The entries below are to be written out again without alteration.
-- Start of Information supplied --
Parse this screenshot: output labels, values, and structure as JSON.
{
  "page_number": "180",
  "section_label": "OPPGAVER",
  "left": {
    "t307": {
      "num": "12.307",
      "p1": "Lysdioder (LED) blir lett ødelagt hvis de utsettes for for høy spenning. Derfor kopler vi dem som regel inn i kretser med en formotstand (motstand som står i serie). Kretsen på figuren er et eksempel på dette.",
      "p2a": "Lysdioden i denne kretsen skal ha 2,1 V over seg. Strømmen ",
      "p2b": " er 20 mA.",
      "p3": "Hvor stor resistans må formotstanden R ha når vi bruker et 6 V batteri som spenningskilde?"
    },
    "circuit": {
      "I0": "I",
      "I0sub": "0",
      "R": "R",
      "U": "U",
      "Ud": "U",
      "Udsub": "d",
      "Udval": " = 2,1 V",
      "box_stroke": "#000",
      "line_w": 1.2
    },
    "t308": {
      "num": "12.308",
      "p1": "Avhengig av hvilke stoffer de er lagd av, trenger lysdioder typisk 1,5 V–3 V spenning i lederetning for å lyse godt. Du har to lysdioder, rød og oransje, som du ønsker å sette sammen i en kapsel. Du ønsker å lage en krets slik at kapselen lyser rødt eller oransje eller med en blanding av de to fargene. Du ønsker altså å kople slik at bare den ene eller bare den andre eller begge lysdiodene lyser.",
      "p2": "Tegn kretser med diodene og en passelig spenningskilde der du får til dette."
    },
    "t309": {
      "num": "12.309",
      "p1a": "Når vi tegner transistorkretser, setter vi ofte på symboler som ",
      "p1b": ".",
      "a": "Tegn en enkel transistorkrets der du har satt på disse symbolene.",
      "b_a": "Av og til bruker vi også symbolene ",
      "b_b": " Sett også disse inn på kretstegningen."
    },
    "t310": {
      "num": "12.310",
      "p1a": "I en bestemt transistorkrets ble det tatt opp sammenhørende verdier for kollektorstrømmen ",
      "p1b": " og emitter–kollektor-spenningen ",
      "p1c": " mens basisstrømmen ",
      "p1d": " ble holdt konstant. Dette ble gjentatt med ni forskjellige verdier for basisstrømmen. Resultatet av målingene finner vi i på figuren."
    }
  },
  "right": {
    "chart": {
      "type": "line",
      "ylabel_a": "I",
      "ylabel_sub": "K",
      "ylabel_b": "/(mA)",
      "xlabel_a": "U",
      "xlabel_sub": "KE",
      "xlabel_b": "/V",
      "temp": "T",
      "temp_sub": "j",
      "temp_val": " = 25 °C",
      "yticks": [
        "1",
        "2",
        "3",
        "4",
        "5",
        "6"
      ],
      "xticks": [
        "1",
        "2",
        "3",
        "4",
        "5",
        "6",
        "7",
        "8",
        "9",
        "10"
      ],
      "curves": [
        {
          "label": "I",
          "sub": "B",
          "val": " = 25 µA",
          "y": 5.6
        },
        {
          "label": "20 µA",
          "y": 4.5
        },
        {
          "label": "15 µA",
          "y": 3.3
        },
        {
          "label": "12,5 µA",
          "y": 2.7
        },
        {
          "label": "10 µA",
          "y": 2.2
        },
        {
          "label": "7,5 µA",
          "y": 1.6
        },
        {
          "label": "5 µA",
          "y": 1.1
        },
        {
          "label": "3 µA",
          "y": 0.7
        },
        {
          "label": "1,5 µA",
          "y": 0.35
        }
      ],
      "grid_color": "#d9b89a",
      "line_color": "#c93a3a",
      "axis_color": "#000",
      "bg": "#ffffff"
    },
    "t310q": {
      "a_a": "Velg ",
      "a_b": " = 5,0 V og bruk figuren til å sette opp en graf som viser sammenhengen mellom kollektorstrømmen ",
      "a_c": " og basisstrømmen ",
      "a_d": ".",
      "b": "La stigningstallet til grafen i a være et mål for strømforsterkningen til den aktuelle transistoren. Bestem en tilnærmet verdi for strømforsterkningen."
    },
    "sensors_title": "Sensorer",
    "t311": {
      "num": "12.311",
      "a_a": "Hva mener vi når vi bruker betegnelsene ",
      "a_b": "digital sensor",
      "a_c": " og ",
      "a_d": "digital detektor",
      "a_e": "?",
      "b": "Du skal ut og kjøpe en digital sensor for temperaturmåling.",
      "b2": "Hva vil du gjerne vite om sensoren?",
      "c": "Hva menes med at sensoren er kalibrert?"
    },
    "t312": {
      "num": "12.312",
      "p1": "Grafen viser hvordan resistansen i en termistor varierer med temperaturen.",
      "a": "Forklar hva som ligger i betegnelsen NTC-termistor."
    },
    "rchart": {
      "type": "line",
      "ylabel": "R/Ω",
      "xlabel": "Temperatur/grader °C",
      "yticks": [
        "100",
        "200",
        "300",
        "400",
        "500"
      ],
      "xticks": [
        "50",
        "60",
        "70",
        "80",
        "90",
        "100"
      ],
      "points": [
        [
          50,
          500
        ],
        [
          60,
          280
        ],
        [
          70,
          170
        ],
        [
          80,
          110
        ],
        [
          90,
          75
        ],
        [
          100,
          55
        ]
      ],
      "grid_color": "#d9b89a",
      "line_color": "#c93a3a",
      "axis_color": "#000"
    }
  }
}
-- End of Information supplied --
The result:
Parse this screenshot: output labels, values, and structure as JSON.
{
  "page_number": "180",
  "section_label": "OPPGAVER",
  "left": {
    "t307": {
      "num": "12.307",
      "p1": "Lysdioder (LED) blir lett ødelagt hvis de utsettes for for høy spenning. Derfor kopler vi dem som regel inn i kretser med en formotstand (motstand som står i serie). Kretsen på figuren er et eksempel på dette.",
      "p2a": "Lysdioden i denne kretsen skal ha 2,1 V over seg. Strømmen ",
      "p2b": " er 20 mA.",
      "p3": "Hvor stor resistans må formotstanden R ha når vi bruker et 6 V batteri som spenningskilde?"
    },
    "circuit": {
      "I0": "I",
      "I0sub": "0",
      "R": "R",
      "U": "U",
      "Ud": "U",
      "Udsub": "d",
      "Udval": " = 2,1 V",
      "box_stroke": "#000",
      "line_w": 1.2
    },
    "t308": {
      "num": "12.308",
      "p1": "Avhengig av hvilke stoffer de er lagd av, trenger lysdioder typisk 1,5 V–3 V spenning i lederetning for å lyse godt. Du har to lysdioder, rød og oransje, som du ønsker å sette sammen i en kapsel. Du ønsker å lage en krets slik at kapselen lyser rødt eller oransje eller med en blanding av de to fargene. Du ønsker altså å kople slik at bare den ene eller bare den andre eller begge lysdiodene lyser.",
      "p2": "Tegn kretser med diodene og en passelig spenningskilde der du får til dette."
    },
    "t309": {
      "num": "12.309",
      "p1a": "Når vi tegner transistorkretser, setter vi ofte på symboler som ",
      "p1b": ".",
      "a": "Tegn en enkel transistorkrets der du har satt på disse symbolene.",
      "b_a": "Av og til bruker vi også symbolene ",
      "b_b": " Sett også disse inn på kretstegningen."
    },
    "t310": {
      "num": "12.310",
      "p1a": "I en bestemt transistorkrets ble det tatt opp sammenhørende verdier for kollektorstrømmen ",
      "p1b": " og emitter–kollektor-spenningen ",
      "p1c": " mens basisstrømmen ",
      "p1d": " ble holdt konstant. Dette ble gjentatt med ni forskjellige verdier for basisstrømmen. Resultatet av målingene finner vi i på figuren."
    }
  },
  "right": {
    "chart": {
      "type": "line",
      "ylabel_a": "I",
      "ylabel_sub": "K",
      "ylabel_b": "/(mA)",
      "xlabel_a": "U",
      "xlabel_sub": "KE",
      "xlabel_b": "/V",
      "temp": "T",
      "temp_sub": "j",
      "temp_val": " = 25 °C",
      "yticks": [
        "1",
        "2",
        "3",
        "4",
        "5",
        "6"
      ],
      "xticks": [
        "1",
        "2",
        "3",
        "4",
        "5",
        "6",
        "7",
        "8",
        "9",
        "10"
      ],
      "curves": [
        {
          "label": "I",
          "sub": "B",
          "val": " = 25 µA",
          "y": 5.6
        },
        {
          "label": "20 µA",
          "y": 4.5
        },
        {
          "label": "15 µA",
          "y": 3.3
        },
        {
          "label": "12,5 µA",
          "y": 2.7
        },
        {
          "label": "10 µA",
          "y": 2.2
        },
        {
          "label": "7,5 µA",
          "y": 1.6
        },
        {
          "label": "5 µA",
          "y": 1.1
        },
        {
          "label": "3 µA",
          "y": 0.7
        },
        {
          "label": "1,5 µA",
          "y": 0.35
        }
      ],
      "grid_color": "#d9b89a",
      "line_color": "#c93a3a",
      "axis_color": "#000",
      "bg": "#ffffff"
    },
    "t310q": {
      "a_a": "Velg ",
      "a_b": " = 5,0 V og bruk figuren til å sette opp en graf som viser sammenhengen mellom kollektorstrømmen ",
      "a_c": " og basisstrømmen ",
      "a_d": ".",
      "b": "La stigningstallet til grafen i a være et mål for strømforsterkningen til den aktuelle transistoren. Bestem en tilnærmet verdi for strømforsterkningen."
    },
    "sensors_title": "Sensorer",
    "t311": {
      "num": "12.311",
      "a_a": "Hva mener vi når vi bruker betegnelsene ",
      "a_b": "digital sensor",
      "a_c": " og ",
      "a_d": "digital detektor",
      "a_e": "?",
      "b": "Du skal ut og kjøpe en digital sensor for temperaturmåling.",
      "b2": "Hva vil du gjerne vite om sensoren?",
      "c": "Hva menes med at sensoren er kalibrert?"
    },
    "t312": {
      "num": "12.312",
      "p1": "Grafen viser hvordan resistansen i en termistor varierer med temperaturen.",
      "a": "Forklar hva som ligger i betegnelsen NTC-termistor."
    },
    "rchart": {
      "type": "line",
      "ylabel": "R/Ω",
      "xlabel": "Temperatur/grader °C",
      "yticks": [
        "100",
        "200",
        "300",
        "400",
        "500"
      ],
      "xticks": [
        "50",
        "60",
        "70",
        "80",
        "90",
        "100"
      ],
      "points": [
        [
          50,
          500
        ],
        [
          60,
          280
        ],
        [
          70,
          170
        ],
        [
          80,
          110
        ],
        [
          90,
          75
        ],
        [
          100,
          55
        ]
      ],
      "grid_color": "#d9b89a",
      "line_color": "#c93a3a",
      "axis_color": "#000"
    }
  }
}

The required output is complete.